▶ _Dataset entries_:

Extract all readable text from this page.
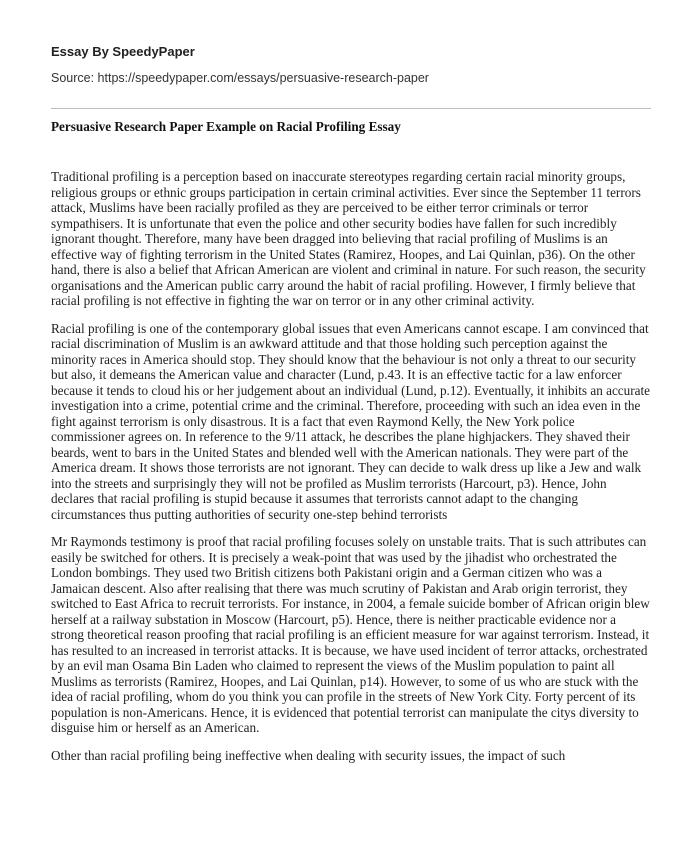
Essay By SpeedyPaper
Source: https://speedypaper.com/essays/persuasive-research-paper
Persuasive Research Paper Example on Racial Profiling Essay

Traditional profiling is a perception based on inaccurate stereotypes regarding certain racial minority groups, religious groups or ethnic groups participation in certain criminal activities. Ever since the September 11 terrors attack, Muslims have been racially profiled as they are perceived to be either terror criminals or terror sympathisers. It is unfortunate that even the police and other security bodies have fallen for such incredibly ignorant thought. Therefore, many have been dragged into believing that racial profiling of Muslims is an effective way of fighting terrorism in the United States (Ramirez, Hoopes, and Lai Quinlan, p36). On the other hand, there is also a belief that African American are violent and criminal in nature. For such reason, the security organisations and the American public carry around the habit of racial profiling. However, I firmly believe that racial profiling is not effective in fighting the war on terror or in any other criminal activity.

Racial profiling is one of the contemporary global issues that even Americans cannot escape. I am convinced that racial discrimination of Muslim is an awkward attitude and that those holding such perception against the minority races in America should stop. They should know that the behaviour is not only a threat to our security but also, it demeans the American value and character (Lund, p.43. It is an effective tactic for a law enforcer because it tends to cloud his or her judgement about an individual (Lund, p.12). Eventually, it inhibits an accurate investigation into a crime, potential crime and the criminal. Therefore, proceeding with such an idea even in the fight against terrorism is only disastrous. It is a fact that even Raymond Kelly, the New York police commissioner agrees on. In reference to the 9/11 attack, he describes the plane highjackers. They shaved their beards, went to bars in the United States and blended well with the American nationals. They were part of the America dream. It shows those terrorists are not ignorant. They can decide to walk dress up like a Jew and walk into the streets and surprisingly they will not be profiled as Muslim terrorists (Harcourt, p3). Hence, John declares that racial profiling is stupid because it assumes that terrorists cannot adapt to the changing circumstances thus putting authorities of security one-step behind terrorists

Mr Raymonds testimony is proof that racial profiling focuses solely on unstable traits. That is such attributes can easily be switched for others. It is precisely a weak-point that was used by the jihadist who orchestrated the London bombings. They used two British citizens both Pakistani origin and a German citizen who was a Jamaican descent. Also after realising that there was much scrutiny of Pakistan and Arab origin terrorist, they switched to East Africa to recruit terrorists. For instance, in 2004, a female suicide bomber of African origin blew herself at a railway substation in Moscow (Harcourt, p5). Hence, there is neither practicable evidence nor a strong theoretical reason proofing that racial profiling is an efficient measure for war against terrorism. Instead, it has resulted to an increased in terrorist attacks. It is because, we have used incident of terror attacks, orchestrated by an evil man Osama Bin Laden who claimed to represent the views of the Muslim population to paint all Muslims as terrorists (Ramirez, Hoopes, and Lai Quinlan, p14). However, to some of us who are stuck with the idea of racial profiling, whom do you think you can profile in the streets of New York City. Forty percent of its population is non-Americans. Hence, it is evidenced that potential terrorist can manipulate the citys diversity to disguise him or herself as an American.

Other than racial profiling being ineffective when dealing with security issues, the impact of such
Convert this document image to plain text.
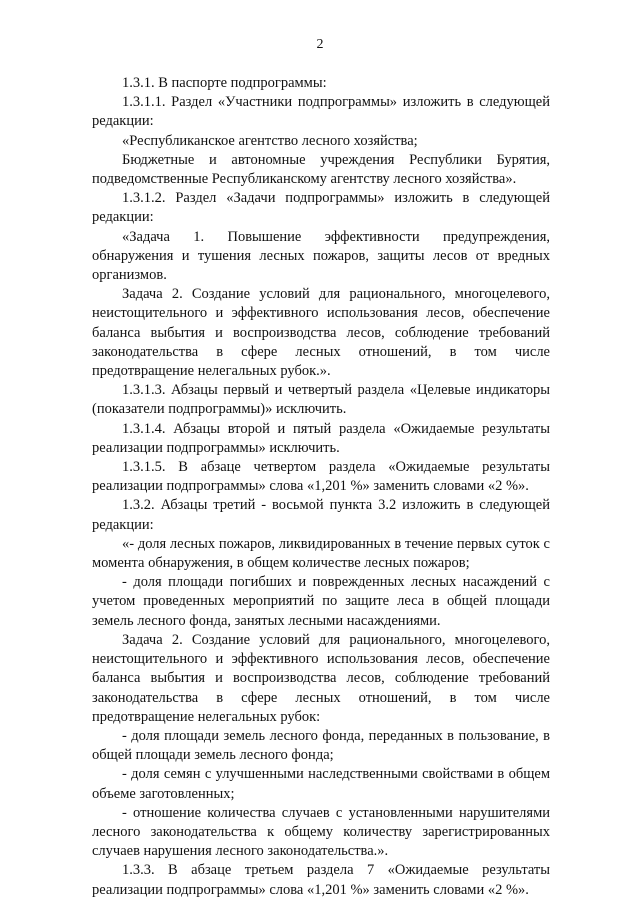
2

1.3.1. В паспорте подпрограммы:

1.3.1.1. Раздел «Участники подпрограммы» изложить в следующей редакции:

«Республиканское агентство лесного хозяйства;

Бюджетные и автономные учреждения Республики Бурятия, подведомственные Республиканскому агентству лесного хозяйства».

1.3.1.2. Раздел «Задачи подпрограммы» изложить в следующей редакции:

«Задача 1. Повышение эффективности предупреждения, обнаружения и тушения лесных пожаров, защиты лесов от вредных организмов.

Задача 2. Создание условий для рационального, многоцелевого, неистощительного и эффективного использования лесов, обеспечение баланса выбытия и воспроизводства лесов, соблюдение требований законодательства в сфере лесных отношений, в том числе предотвращение нелегальных рубок.».

1.3.1.3. Абзацы первый и четвертый раздела «Целевые индикаторы (показатели подпрограммы)» исключить.

1.3.1.4. Абзацы второй и пятый раздела «Ожидаемые результаты реализации подпрограммы» исключить.

1.3.1.5. В абзаце четвертом раздела «Ожидаемые результаты реализации подпрограммы» слова «1,201 %» заменить словами «2 %».

1.3.2. Абзацы третий - восьмой пункта 3.2 изложить в следующей редакции:

«- доля лесных пожаров, ликвидированных в течение первых суток с момента обнаружения, в общем количестве лесных пожаров;

- доля площади погибших и поврежденных лесных насаждений с учетом проведенных мероприятий по защите леса в общей площади земель лесного фонда, занятых лесными насаждениями.

Задача 2. Создание условий для рационального, многоцелевого, неистощительного и эффективного использования лесов, обеспечение баланса выбытия и воспроизводства лесов, соблюдение требований законодательства в сфере лесных отношений, в том числе предотвращение нелегальных рубок:

- доля площади земель лесного фонда, переданных в пользование, в общей площади земель лесного фонда;

- доля семян с улучшенными наследственными свойствами в общем объеме заготовленных;

- отношение количества случаев с установленными нарушителями лесного законодательства к общему количеству зарегистрированных случаев нарушения лесного законодательства.».

1.3.3. В абзаце третьем раздела 7 «Ожидаемые результаты реализации подпрограммы» слова «1,201 %» заменить словами «2 %».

▶ _Task description_:
Exactly reproduce the entries above, minus the pictures.

▶ _Answer for this exercise_:
Extract all readable text from this page.
Essay By SpeedyPaper
Source: https://speedypaper.com/essays/persuasive-research-paper
Persuasive Research Paper Example on Racial Profiling Essay

Traditional profiling is a perception based on inaccurate stereotypes regarding certain racial minority groups, religious groups or ethnic groups participation in certain criminal activities. Ever since the September 11 terrors attack, Muslims have been racially profiled as they are perceived to be either terror criminals or terror sympathisers. It is unfortunate that even the police and other security bodies have fallen for such incredibly ignorant thought. Therefore, many have been dragged into believing that racial profiling of Muslims is an effective way of fighting terrorism in the United States (Ramirez, Hoopes, and Lai Quinlan, p36). On the other hand, there is also a belief that African American are violent and criminal in nature. For such reason, the security organisations and the American public carry around the habit of racial profiling. However, I firmly believe that racial profiling is not effective in fighting the war on terror or in any other criminal activity.

Racial profiling is one of the contemporary global issues that even Americans cannot escape. I am convinced that racial discrimination of Muslim is an awkward attitude and that those holding such perception against the minority races in America should stop. They should know that the behaviour is not only a threat to our security but also, it demeans the American value and character (Lund, p.43. It is an effective tactic for a law enforcer because it tends to cloud his or her judgement about an individual (Lund, p.12). Eventually, it inhibits an accurate investigation into a crime, potential crime and the criminal. Therefore, proceeding with such an idea even in the fight against terrorism is only disastrous. It is a fact that even Raymond Kelly, the New York police commissioner agrees on. In reference to the 9/11 attack, he describes the plane highjackers. They shaved their beards, went to bars in the United States and blended well with the American nationals. They were part of the America dream. It shows those terrorists are not ignorant. They can decide to walk dress up like a Jew and walk into the streets and surprisingly they will not be profiled as Muslim terrorists (Harcourt, p3). Hence, John declares that racial profiling is stupid because it assumes that terrorists cannot adapt to the changing circumstances thus putting authorities of security one-step behind terrorists

Mr Raymonds testimony is proof that racial profiling focuses solely on unstable traits. That is such attributes can easily be switched for others. It is precisely a weak-point that was used by the jihadist who orchestrated the London bombings. They used two British citizens both Pakistani origin and a German citizen who was a Jamaican descent. Also after realising that there was much scrutiny of Pakistan and Arab origin terrorist, they switched to East Africa to recruit terrorists. For instance, in 2004, a female suicide bomber of African origin blew herself at a railway substation in Moscow (Harcourt, p5). Hence, there is neither practicable evidence nor a strong theoretical reason proofing that racial profiling is an efficient measure for war against terrorism. Instead, it has resulted to an increased in terrorist attacks. It is because, we have used incident of terror attacks, orchestrated by an evil man Osama Bin Laden who claimed to represent the views of the Muslim population to paint all Muslims as terrorists (Ramirez, Hoopes, and Lai Quinlan, p14). However, to some of us who are stuck with the idea of racial profiling, whom do you think you can profile in the streets of New York City. Forty percent of its population is non-Americans. Hence, it is evidenced that potential terrorist can manipulate the citys diversity to disguise him or herself as an American.

Other than racial profiling being ineffective when dealing with security issues, the impact of such
Convert this document image to plain text.
2

1.3.1. В паспорте подпрограммы:

1.3.1.1. Раздел «Участники подпрограммы» изложить в следующей редакции:

«Республиканское агентство лесного хозяйства;

Бюджетные и автономные учреждения Республики Бурятия, подведомственные Республиканскому агентству лесного хозяйства».

1.3.1.2. Раздел «Задачи подпрограммы» изложить в следующей редакции:

«Задача 1. Повышение эффективности предупреждения, обнаружения и тушения лесных пожаров, защиты лесов от вредных организмов.

Задача 2. Создание условий для рационального, многоцелевого, неистощительного и эффективного использования лесов, обеспечение баланса выбытия и воспроизводства лесов, соблюдение требований законодательства в сфере лесных отношений, в том числе предотвращение нелегальных рубок.».

1.3.1.3. Абзацы первый и четвертый раздела «Целевые индикаторы (показатели подпрограммы)» исключить.

1.3.1.4. Абзацы второй и пятый раздела «Ожидаемые результаты реализации подпрограммы» исключить.

1.3.1.5. В абзаце четвертом раздела «Ожидаемые результаты реализации подпрограммы» слова «1,201 %» заменить словами «2 %».

1.3.2. Абзацы третий - восьмой пункта 3.2 изложить в следующей редакции:

«- доля лесных пожаров, ликвидированных в течение первых суток с момента обнаружения, в общем количестве лесных пожаров;

- доля площади погибших и поврежденных лесных насаждений с учетом проведенных мероприятий по защите леса в общей площади земель лесного фонда, занятых лесными насаждениями.

Задача 2. Создание условий для рационального, многоцелевого, неистощительного и эффективного использования лесов, обеспечение баланса выбытия и воспроизводства лесов, соблюдение требований законодательства в сфере лесных отношений, в том числе предотвращение нелегальных рубок:

- доля площади земель лесного фонда, переданных в пользование, в общей площади земель лесного фонда;

- доля семян с улучшенными наследственными свойствами в общем объеме заготовленных;

- отношение количества случаев с установленными нарушителями лесного законодательства к общему количеству зарегистрированных случаев нарушения лесного законодательства.».

1.3.3. В абзаце третьем раздела 7 «Ожидаемые результаты реализации подпрограммы» слова «1,201 %» заменить словами «2 %».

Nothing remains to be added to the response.